*Problem:* Count, in the entries, the lines with "percent". Answer with the number only.

Entries with figure data
-- start --

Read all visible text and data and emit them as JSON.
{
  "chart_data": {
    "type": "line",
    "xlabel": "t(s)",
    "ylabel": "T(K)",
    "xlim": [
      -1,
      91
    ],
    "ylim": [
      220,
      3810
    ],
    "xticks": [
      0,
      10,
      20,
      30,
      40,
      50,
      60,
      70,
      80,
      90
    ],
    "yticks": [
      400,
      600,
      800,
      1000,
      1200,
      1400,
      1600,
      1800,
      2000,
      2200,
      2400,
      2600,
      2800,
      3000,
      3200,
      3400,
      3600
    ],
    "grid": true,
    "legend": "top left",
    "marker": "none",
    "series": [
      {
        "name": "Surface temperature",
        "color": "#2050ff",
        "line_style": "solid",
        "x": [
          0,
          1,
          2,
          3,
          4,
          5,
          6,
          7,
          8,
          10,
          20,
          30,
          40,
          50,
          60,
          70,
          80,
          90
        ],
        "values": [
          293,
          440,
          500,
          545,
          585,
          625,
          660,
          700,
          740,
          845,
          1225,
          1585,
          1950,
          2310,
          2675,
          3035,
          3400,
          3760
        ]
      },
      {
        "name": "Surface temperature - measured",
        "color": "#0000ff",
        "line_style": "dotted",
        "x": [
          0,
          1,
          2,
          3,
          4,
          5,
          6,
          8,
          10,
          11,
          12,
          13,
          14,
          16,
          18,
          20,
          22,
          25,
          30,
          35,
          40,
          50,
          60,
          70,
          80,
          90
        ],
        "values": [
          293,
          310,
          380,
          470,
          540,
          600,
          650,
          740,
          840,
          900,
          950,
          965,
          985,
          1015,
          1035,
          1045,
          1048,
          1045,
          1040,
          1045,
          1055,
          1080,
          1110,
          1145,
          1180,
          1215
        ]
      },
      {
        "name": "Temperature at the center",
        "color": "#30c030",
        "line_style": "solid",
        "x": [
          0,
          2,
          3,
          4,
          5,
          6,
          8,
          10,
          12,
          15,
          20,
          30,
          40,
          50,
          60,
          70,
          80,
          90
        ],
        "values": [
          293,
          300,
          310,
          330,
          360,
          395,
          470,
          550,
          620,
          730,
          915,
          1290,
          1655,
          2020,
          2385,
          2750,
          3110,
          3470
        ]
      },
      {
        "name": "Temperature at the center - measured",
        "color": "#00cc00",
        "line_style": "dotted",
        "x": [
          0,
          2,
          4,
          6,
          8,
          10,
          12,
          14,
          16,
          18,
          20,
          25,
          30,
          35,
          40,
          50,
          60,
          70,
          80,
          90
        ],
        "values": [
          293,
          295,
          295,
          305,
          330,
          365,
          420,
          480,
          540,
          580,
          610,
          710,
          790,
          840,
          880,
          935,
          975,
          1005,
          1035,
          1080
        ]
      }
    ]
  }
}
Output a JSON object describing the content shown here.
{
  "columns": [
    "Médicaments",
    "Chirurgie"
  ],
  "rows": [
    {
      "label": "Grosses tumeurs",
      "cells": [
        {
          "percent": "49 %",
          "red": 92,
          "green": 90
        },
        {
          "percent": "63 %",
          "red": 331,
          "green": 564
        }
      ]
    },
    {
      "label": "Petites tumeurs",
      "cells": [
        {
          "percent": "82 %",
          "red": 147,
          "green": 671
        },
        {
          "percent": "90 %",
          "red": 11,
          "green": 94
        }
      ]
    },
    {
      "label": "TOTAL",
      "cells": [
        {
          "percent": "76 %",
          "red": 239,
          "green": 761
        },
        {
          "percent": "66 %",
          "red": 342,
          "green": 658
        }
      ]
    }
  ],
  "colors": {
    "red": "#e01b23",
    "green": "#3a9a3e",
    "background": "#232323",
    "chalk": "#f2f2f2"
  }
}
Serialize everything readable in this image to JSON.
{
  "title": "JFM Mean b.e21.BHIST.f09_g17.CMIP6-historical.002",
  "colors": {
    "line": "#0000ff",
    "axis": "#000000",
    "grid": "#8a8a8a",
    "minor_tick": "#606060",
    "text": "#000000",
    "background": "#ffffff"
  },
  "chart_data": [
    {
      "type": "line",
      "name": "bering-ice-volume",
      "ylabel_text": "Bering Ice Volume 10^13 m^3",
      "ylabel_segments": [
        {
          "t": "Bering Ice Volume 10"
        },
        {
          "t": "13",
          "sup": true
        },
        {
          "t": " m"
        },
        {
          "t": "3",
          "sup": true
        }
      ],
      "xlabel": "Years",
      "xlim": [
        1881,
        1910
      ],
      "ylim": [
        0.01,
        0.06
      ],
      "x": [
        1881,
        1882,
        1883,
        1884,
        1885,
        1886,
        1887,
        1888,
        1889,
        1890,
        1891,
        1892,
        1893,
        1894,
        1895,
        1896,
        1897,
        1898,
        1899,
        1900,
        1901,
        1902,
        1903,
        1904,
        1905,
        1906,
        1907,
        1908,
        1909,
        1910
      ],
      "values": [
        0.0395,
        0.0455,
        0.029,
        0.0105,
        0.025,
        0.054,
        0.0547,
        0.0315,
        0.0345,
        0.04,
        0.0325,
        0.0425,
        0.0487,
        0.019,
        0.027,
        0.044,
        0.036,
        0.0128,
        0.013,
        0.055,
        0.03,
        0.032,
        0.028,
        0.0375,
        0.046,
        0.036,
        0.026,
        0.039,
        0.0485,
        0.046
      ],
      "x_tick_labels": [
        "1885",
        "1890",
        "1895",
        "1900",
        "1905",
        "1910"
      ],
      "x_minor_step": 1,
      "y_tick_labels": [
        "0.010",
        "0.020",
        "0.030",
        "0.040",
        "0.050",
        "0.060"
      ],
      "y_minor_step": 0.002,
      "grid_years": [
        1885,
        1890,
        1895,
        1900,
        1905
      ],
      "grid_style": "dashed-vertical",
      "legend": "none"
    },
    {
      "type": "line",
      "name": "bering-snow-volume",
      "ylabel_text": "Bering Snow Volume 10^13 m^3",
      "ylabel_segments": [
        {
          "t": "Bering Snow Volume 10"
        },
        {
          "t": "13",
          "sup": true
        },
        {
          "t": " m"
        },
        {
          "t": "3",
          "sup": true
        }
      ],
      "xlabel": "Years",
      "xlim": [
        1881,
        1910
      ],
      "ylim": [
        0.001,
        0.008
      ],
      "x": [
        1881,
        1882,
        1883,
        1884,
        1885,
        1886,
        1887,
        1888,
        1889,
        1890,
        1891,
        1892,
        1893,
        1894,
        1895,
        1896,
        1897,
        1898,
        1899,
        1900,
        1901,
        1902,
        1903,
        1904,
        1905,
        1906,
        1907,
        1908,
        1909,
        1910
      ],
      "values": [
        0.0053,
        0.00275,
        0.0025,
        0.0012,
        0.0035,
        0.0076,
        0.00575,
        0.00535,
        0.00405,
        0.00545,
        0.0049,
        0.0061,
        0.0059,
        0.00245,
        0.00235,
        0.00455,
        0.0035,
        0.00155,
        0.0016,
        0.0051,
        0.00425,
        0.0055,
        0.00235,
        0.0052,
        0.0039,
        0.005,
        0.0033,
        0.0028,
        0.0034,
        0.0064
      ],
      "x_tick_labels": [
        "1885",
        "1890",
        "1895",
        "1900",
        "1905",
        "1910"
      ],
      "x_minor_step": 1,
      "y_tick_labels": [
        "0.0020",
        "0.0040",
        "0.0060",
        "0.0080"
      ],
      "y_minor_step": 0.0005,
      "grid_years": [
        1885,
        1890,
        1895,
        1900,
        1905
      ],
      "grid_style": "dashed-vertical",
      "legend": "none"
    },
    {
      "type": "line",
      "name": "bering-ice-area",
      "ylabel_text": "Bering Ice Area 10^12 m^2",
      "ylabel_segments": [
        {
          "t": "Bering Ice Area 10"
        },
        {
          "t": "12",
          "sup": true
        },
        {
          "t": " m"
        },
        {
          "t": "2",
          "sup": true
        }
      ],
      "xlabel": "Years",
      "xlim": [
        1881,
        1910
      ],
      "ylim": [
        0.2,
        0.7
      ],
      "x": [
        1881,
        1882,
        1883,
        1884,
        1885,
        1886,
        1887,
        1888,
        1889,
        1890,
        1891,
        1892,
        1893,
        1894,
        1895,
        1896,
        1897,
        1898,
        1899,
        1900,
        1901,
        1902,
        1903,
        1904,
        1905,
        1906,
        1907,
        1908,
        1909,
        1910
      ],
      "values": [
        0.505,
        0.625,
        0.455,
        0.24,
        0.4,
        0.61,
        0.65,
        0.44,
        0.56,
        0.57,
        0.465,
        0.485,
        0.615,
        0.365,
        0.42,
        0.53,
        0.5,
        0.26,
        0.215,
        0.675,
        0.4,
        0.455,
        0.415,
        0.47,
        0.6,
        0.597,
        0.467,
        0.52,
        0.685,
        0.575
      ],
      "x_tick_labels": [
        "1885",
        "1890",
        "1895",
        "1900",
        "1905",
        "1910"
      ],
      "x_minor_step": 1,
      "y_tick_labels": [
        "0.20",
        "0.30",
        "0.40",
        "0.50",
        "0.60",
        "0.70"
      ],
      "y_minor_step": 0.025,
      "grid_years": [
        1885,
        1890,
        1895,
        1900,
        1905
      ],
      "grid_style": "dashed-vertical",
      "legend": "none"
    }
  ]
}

-- end --

*Reply to the exercise:* 6